Every line below that holds the string "header" should be copied out.

- Records provided:
::::::::::
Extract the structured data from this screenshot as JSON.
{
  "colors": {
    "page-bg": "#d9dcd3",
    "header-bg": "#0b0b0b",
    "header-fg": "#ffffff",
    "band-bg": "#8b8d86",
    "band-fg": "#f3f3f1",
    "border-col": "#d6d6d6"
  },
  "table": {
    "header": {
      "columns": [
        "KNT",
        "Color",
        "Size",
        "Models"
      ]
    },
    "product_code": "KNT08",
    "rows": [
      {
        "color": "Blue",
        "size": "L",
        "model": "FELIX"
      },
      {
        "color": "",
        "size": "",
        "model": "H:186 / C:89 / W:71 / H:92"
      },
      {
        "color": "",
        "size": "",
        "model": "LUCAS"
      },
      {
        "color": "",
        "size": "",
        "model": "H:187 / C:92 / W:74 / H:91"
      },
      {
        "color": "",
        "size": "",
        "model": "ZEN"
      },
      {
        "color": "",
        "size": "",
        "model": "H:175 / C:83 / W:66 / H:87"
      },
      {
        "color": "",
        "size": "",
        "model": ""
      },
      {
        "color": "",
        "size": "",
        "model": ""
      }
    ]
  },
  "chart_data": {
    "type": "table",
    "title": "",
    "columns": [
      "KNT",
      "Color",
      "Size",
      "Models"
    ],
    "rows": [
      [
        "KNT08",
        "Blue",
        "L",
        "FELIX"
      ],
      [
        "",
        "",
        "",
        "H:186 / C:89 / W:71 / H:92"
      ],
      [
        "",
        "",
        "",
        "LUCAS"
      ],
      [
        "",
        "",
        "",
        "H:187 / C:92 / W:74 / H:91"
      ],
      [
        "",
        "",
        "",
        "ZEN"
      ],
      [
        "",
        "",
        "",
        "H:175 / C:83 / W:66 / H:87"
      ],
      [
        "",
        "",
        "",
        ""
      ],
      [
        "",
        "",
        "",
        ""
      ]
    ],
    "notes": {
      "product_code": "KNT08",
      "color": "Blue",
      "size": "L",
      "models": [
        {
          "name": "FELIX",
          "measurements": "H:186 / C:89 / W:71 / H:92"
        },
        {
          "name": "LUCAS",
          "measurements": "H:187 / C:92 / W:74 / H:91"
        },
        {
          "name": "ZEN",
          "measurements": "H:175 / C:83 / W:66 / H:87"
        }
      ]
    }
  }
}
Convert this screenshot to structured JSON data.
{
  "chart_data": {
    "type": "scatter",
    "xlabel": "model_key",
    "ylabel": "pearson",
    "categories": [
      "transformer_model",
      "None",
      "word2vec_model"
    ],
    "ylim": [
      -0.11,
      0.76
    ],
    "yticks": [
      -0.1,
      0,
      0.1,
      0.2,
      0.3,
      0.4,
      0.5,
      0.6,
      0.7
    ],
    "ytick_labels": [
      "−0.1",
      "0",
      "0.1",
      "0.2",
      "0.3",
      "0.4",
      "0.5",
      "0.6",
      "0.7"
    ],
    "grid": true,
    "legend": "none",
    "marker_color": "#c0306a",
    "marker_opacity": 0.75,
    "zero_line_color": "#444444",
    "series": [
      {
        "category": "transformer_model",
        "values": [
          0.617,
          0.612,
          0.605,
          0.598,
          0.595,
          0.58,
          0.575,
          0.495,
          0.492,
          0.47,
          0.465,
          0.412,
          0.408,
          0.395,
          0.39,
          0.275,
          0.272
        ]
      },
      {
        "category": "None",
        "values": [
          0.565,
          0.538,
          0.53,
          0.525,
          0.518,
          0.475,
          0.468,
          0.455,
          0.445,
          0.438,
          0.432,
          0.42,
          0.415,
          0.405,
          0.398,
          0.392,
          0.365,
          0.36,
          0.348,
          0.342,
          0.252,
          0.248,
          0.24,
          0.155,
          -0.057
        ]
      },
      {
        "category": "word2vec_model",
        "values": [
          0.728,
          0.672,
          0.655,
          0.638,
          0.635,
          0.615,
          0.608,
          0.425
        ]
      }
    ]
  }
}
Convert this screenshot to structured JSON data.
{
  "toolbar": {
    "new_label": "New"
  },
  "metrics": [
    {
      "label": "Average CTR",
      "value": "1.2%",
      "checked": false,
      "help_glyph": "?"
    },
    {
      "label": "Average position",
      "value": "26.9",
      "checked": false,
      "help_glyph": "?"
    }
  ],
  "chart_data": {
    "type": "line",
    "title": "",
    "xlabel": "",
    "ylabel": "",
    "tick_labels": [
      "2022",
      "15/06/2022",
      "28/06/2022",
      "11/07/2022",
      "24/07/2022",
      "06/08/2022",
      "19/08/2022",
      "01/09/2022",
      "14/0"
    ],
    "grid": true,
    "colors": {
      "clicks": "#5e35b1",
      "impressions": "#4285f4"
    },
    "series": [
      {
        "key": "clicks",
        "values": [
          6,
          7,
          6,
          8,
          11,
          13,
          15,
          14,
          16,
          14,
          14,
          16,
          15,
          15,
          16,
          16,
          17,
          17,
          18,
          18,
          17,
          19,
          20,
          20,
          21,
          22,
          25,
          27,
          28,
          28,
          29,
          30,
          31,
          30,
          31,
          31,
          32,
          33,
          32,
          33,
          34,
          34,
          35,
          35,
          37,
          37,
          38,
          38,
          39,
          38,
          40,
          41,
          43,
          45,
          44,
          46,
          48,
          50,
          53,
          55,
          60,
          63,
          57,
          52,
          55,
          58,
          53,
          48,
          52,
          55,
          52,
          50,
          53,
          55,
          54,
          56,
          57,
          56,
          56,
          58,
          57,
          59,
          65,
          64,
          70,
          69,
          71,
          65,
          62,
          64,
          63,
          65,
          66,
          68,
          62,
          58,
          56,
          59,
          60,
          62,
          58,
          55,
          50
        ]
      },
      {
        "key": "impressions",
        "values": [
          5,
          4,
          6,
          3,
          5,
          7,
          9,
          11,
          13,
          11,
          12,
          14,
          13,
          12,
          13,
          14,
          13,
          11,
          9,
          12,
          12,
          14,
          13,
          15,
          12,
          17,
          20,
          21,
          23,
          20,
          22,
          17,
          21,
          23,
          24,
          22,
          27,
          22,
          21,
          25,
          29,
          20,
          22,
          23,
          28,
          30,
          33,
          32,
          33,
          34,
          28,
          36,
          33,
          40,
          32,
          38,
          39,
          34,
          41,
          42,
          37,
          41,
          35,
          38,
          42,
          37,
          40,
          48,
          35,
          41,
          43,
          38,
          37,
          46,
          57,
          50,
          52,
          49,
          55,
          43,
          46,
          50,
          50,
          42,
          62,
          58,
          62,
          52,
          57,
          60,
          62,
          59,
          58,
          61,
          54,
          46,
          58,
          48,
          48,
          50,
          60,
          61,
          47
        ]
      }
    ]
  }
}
::::::::::
- Output for this task:
    "header-bg": "#0b0b0b",
    "header-fg": "#ffffff",
    "header": {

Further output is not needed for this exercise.